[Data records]
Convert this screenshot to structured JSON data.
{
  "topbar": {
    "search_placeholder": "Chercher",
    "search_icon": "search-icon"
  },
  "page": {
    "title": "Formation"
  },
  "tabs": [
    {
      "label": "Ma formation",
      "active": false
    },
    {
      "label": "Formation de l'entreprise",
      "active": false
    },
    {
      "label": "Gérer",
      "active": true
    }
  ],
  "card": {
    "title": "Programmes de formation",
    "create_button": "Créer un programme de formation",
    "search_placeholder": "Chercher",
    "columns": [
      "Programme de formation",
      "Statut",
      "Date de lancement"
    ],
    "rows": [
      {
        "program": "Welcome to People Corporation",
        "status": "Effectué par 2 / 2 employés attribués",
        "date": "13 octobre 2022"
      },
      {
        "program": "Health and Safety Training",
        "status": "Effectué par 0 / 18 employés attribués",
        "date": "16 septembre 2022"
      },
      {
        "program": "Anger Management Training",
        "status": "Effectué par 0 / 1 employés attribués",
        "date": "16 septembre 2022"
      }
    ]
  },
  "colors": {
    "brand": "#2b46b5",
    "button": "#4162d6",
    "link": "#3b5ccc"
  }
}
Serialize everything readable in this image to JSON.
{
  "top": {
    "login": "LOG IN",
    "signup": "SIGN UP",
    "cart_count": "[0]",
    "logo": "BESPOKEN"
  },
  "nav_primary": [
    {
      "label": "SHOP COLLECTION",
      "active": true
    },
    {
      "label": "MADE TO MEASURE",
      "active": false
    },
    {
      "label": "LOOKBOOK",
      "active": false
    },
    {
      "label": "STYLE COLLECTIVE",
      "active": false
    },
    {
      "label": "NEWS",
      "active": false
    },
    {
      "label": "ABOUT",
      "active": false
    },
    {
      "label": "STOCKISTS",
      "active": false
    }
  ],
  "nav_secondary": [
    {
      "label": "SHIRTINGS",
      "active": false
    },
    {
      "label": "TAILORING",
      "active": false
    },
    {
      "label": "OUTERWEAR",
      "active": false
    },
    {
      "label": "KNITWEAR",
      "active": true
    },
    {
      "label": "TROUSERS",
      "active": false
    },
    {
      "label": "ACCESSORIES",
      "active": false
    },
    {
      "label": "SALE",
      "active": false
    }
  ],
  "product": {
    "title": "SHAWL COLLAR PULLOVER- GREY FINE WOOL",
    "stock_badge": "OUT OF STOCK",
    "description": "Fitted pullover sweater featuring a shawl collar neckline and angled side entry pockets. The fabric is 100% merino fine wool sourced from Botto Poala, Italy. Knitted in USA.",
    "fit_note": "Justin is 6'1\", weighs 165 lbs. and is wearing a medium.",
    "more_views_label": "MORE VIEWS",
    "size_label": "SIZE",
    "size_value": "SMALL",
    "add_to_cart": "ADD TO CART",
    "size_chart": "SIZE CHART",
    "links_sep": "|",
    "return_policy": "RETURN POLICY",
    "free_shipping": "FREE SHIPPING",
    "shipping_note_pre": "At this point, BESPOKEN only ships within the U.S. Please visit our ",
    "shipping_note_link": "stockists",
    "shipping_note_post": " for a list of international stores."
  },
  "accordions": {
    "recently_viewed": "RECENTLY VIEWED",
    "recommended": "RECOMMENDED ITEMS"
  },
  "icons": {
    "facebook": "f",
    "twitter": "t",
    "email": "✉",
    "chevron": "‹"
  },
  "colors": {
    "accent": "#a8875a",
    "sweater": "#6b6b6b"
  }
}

- REQUEST
Repeat every entry exactly, please.

- OUTPUT FOR THIS TASK
Convert this screenshot to structured JSON data.
{
  "topbar": {
    "search_placeholder": "Chercher",
    "search_icon": "search-icon"
  },
  "page": {
    "title": "Formation"
  },
  "tabs": [
    {
      "label": "Ma formation",
      "active": false
    },
    {
      "label": "Formation de l'entreprise",
      "active": false
    },
    {
      "label": "Gérer",
      "active": true
    }
  ],
  "card": {
    "title": "Programmes de formation",
    "create_button": "Créer un programme de formation",
    "search_placeholder": "Chercher",
    "columns": [
      "Programme de formation",
      "Statut",
      "Date de lancement"
    ],
    "rows": [
      {
        "program": "Welcome to People Corporation",
        "status": "Effectué par 2 / 2 employés attribués",
        "date": "13 octobre 2022"
      },
      {
        "program": "Health and Safety Training",
        "status": "Effectué par 0 / 18 employés attribués",
        "date": "16 septembre 2022"
      },
      {
        "program": "Anger Management Training",
        "status": "Effectué par 0 / 1 employés attribués",
        "date": "16 septembre 2022"
      }
    ]
  },
  "colors": {
    "brand": "#2b46b5",
    "button": "#4162d6",
    "link": "#3b5ccc"
  }
}
Serialize everything readable in this image to JSON.
{
  "top": {
    "login": "LOG IN",
    "signup": "SIGN UP",
    "cart_count": "[0]",
    "logo": "BESPOKEN"
  },
  "nav_primary": [
    {
      "label": "SHOP COLLECTION",
      "active": true
    },
    {
      "label": "MADE TO MEASURE",
      "active": false
    },
    {
      "label": "LOOKBOOK",
      "active": false
    },
    {
      "label": "STYLE COLLECTIVE",
      "active": false
    },
    {
      "label": "NEWS",
      "active": false
    },
    {
      "label": "ABOUT",
      "active": false
    },
    {
      "label": "STOCKISTS",
      "active": false
    }
  ],
  "nav_secondary": [
    {
      "label": "SHIRTINGS",
      "active": false
    },
    {
      "label": "TAILORING",
      "active": false
    },
    {
      "label": "OUTERWEAR",
      "active": false
    },
    {
      "label": "KNITWEAR",
      "active": true
    },
    {
      "label": "TROUSERS",
      "active": false
    },
    {
      "label": "ACCESSORIES",
      "active": false
    },
    {
      "label": "SALE",
      "active": false
    }
  ],
  "product": {
    "title": "SHAWL COLLAR PULLOVER- GREY FINE WOOL",
    "stock_badge": "OUT OF STOCK",
    "description": "Fitted pullover sweater featuring a shawl collar neckline and angled side entry pockets. The fabric is 100% merino fine wool sourced from Botto Poala, Italy. Knitted in USA.",
    "fit_note": "Justin is 6'1\", weighs 165 lbs. and is wearing a medium.",
    "more_views_label": "MORE VIEWS",
    "size_label": "SIZE",
    "size_value": "SMALL",
    "add_to_cart": "ADD TO CART",
    "size_chart": "SIZE CHART",
    "links_sep": "|",
    "return_policy": "RETURN POLICY",
    "free_shipping": "FREE SHIPPING",
    "shipping_note_pre": "At this point, BESPOKEN only ships within the U.S. Please visit our ",
    "shipping_note_link": "stockists",
    "shipping_note_post": " for a list of international stores."
  },
  "accordions": {
    "recently_viewed": "RECENTLY VIEWED",
    "recommended": "RECOMMENDED ITEMS"
  },
  "icons": {
    "facebook": "f",
    "twitter": "t",
    "email": "✉",
    "chevron": "‹"
  },
  "colors": {
    "accent": "#a8875a",
    "sweater": "#6b6b6b"
  }
}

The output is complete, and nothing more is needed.